__WORK TO DO__. Give an exact transcription of every line, dropping the images.

[Stored data]

>> START

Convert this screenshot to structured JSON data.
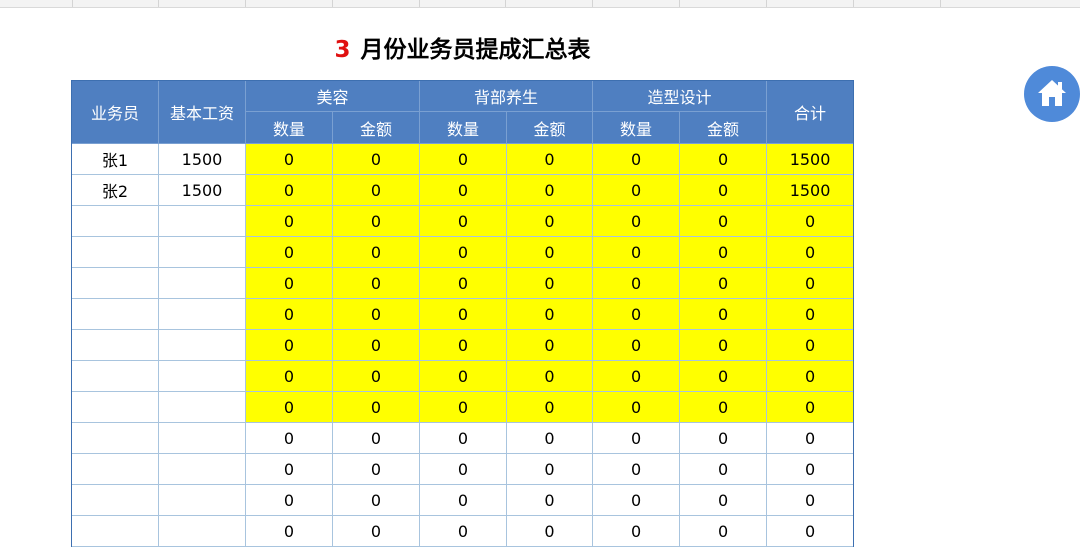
{
  "title": {
    "month": "3",
    "text": "月份业务员提成汇总表"
  },
  "header": {
    "salesperson": "业务员",
    "base_salary": "基本工资",
    "groups": [
      "美容",
      "背部养生",
      "造型设计"
    ],
    "quantity": "数量",
    "amount": "金额",
    "total": "合计"
  },
  "rows": [
    {
      "name": "张1",
      "salary": "1500",
      "values": [
        "0",
        "0",
        "0",
        "0",
        "0",
        "0"
      ],
      "total": "1500",
      "highlight": true
    },
    {
      "name": "张2",
      "salary": "1500",
      "values": [
        "0",
        "0",
        "0",
        "0",
        "0",
        "0"
      ],
      "total": "1500",
      "highlight": true
    },
    {
      "name": "",
      "salary": "",
      "values": [
        "0",
        "0",
        "0",
        "0",
        "0",
        "0"
      ],
      "total": "0",
      "highlight": true
    },
    {
      "name": "",
      "salary": "",
      "values": [
        "0",
        "0",
        "0",
        "0",
        "0",
        "0"
      ],
      "total": "0",
      "highlight": true
    },
    {
      "name": "",
      "salary": "",
      "values": [
        "0",
        "0",
        "0",
        "0",
        "0",
        "0"
      ],
      "total": "0",
      "highlight": true
    },
    {
      "name": "",
      "salary": "",
      "values": [
        "0",
        "0",
        "0",
        "0",
        "0",
        "0"
      ],
      "total": "0",
      "highlight": true
    },
    {
      "name": "",
      "salary": "",
      "values": [
        "0",
        "0",
        "0",
        "0",
        "0",
        "0"
      ],
      "total": "0",
      "highlight": true
    },
    {
      "name": "",
      "salary": "",
      "values": [
        "0",
        "0",
        "0",
        "0",
        "0",
        "0"
      ],
      "total": "0",
      "highlight": true
    },
    {
      "name": "",
      "salary": "",
      "values": [
        "0",
        "0",
        "0",
        "0",
        "0",
        "0"
      ],
      "total": "0",
      "highlight": true
    },
    {
      "name": "",
      "salary": "",
      "values": [
        "0",
        "0",
        "0",
        "0",
        "0",
        "0"
      ],
      "total": "0",
      "highlight": false
    },
    {
      "name": "",
      "salary": "",
      "values": [
        "0",
        "0",
        "0",
        "0",
        "0",
        "0"
      ],
      "total": "0",
      "highlight": false
    },
    {
      "name": "",
      "salary": "",
      "values": [
        "0",
        "0",
        "0",
        "0",
        "0",
        "0"
      ],
      "total": "0",
      "highlight": false
    },
    {
      "name": "",
      "salary": "",
      "values": [
        "0",
        "0",
        "0",
        "0",
        "0",
        "0"
      ],
      "total": "0",
      "highlight": false
    }
  ],
  "colors": {
    "header_bg": "#4f7fc1",
    "highlight": "#ffff00",
    "title_number": "#e01010",
    "home_button": "#4f8ad9"
  },
  "icons": {
    "home": "home-icon"
  }
}
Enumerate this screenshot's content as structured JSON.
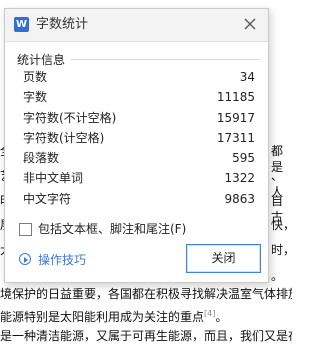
{
  "dialog": {
    "title": "字数统计",
    "app_logo_letter": "W",
    "section_title": "统计信息",
    "stats": [
      {
        "label": "页数",
        "value": "34"
      },
      {
        "label": "字数",
        "value": "11185"
      },
      {
        "label": "字符数(不计空格)",
        "value": "15917"
      },
      {
        "label": "字符数(计空格)",
        "value": "17311"
      },
      {
        "label": "段落数",
        "value": "595"
      },
      {
        "label": "非中文单词",
        "value": "1322"
      },
      {
        "label": "中文字符",
        "value": "9863"
      }
    ],
    "include_textbox_label": "包括文本框、脚注和尾注(F)",
    "tips_label": "操作技巧",
    "close_button_label": "关闭"
  },
  "document": {
    "left_fragments": [
      "全",
      "艺",
      "明",
      "展",
      "大",
      "汽"
    ],
    "right_fragments": [
      "都是",
      "、人",
      "自古",
      "快，",
      "时，",
      "。"
    ],
    "line1": "境保护的日益重要，各国都在积极寻找解决温室气体排放",
    "line2": "能源特别是太阳能利用成为关注的重点",
    "line2_footnote": "[4]",
    "line2_end": "。",
    "line3": "是一种清洁能源，又属于可再生能源，而且，我们又是在能"
  }
}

>> END

__RESULT FOR THIS TASK__.
Convert this screenshot to structured JSON data.
{
  "title": {
    "month": "3",
    "text": "月份业务员提成汇总表"
  },
  "header": {
    "salesperson": "业务员",
    "base_salary": "基本工资",
    "groups": [
      "美容",
      "背部养生",
      "造型设计"
    ],
    "quantity": "数量",
    "amount": "金额",
    "total": "合计"
  },
  "rows": [
    {
      "name": "张1",
      "salary": "1500",
      "values": [
        "0",
        "0",
        "0",
        "0",
        "0",
        "0"
      ],
      "total": "1500",
      "highlight": true
    },
    {
      "name": "张2",
      "salary": "1500",
      "values": [
        "0",
        "0",
        "0",
        "0",
        "0",
        "0"
      ],
      "total": "1500",
      "highlight": true
    },
    {
      "name": "",
      "salary": "",
      "values": [
        "0",
        "0",
        "0",
        "0",
        "0",
        "0"
      ],
      "total": "0",
      "highlight": true
    },
    {
      "name": "",
      "salary": "",
      "values": [
        "0",
        "0",
        "0",
        "0",
        "0",
        "0"
      ],
      "total": "0",
      "highlight": true
    },
    {
      "name": "",
      "salary": "",
      "values": [
        "0",
        "0",
        "0",
        "0",
        "0",
        "0"
      ],
      "total": "0",
      "highlight": true
    },
    {
      "name": "",
      "salary": "",
      "values": [
        "0",
        "0",
        "0",
        "0",
        "0",
        "0"
      ],
      "total": "0",
      "highlight": true
    },
    {
      "name": "",
      "salary": "",
      "values": [
        "0",
        "0",
        "0",
        "0",
        "0",
        "0"
      ],
      "total": "0",
      "highlight": true
    },
    {
      "name": "",
      "salary": "",
      "values": [
        "0",
        "0",
        "0",
        "0",
        "0",
        "0"
      ],
      "total": "0",
      "highlight": true
    },
    {
      "name": "",
      "salary": "",
      "values": [
        "0",
        "0",
        "0",
        "0",
        "0",
        "0"
      ],
      "total": "0",
      "highlight": true
    },
    {
      "name": "",
      "salary": "",
      "values": [
        "0",
        "0",
        "0",
        "0",
        "0",
        "0"
      ],
      "total": "0",
      "highlight": false
    },
    {
      "name": "",
      "salary": "",
      "values": [
        "0",
        "0",
        "0",
        "0",
        "0",
        "0"
      ],
      "total": "0",
      "highlight": false
    },
    {
      "name": "",
      "salary": "",
      "values": [
        "0",
        "0",
        "0",
        "0",
        "0",
        "0"
      ],
      "total": "0",
      "highlight": false
    },
    {
      "name": "",
      "salary": "",
      "values": [
        "0",
        "0",
        "0",
        "0",
        "0",
        "0"
      ],
      "total": "0",
      "highlight": false
    }
  ],
  "colors": {
    "header_bg": "#4f7fc1",
    "highlight": "#ffff00",
    "title_number": "#e01010",
    "home_button": "#4f8ad9"
  },
  "icons": {
    "home": "home-icon"
  }
}
Enumerate this screenshot's content as structured JSON.
{
  "dialog": {
    "title": "字数统计",
    "app_logo_letter": "W",
    "section_title": "统计信息",
    "stats": [
      {
        "label": "页数",
        "value": "34"
      },
      {
        "label": "字数",
        "value": "11185"
      },
      {
        "label": "字符数(不计空格)",
        "value": "15917"
      },
      {
        "label": "字符数(计空格)",
        "value": "17311"
      },
      {
        "label": "段落数",
        "value": "595"
      },
      {
        "label": "非中文单词",
        "value": "1322"
      },
      {
        "label": "中文字符",
        "value": "9863"
      }
    ],
    "include_textbox_label": "包括文本框、脚注和尾注(F)",
    "tips_label": "操作技巧",
    "close_button_label": "关闭"
  },
  "document": {
    "left_fragments": [
      "全",
      "艺",
      "明",
      "展",
      "大",
      "汽"
    ],
    "right_fragments": [
      "都是",
      "、人",
      "自古",
      "快，",
      "时，",
      "。"
    ],
    "line1": "境保护的日益重要，各国都在积极寻找解决温室气体排放",
    "line2": "能源特别是太阳能利用成为关注的重点",
    "line2_footnote": "[4]",
    "line2_end": "。",
    "line3": "是一种清洁能源，又属于可再生能源，而且，我们又是在能"
  }
}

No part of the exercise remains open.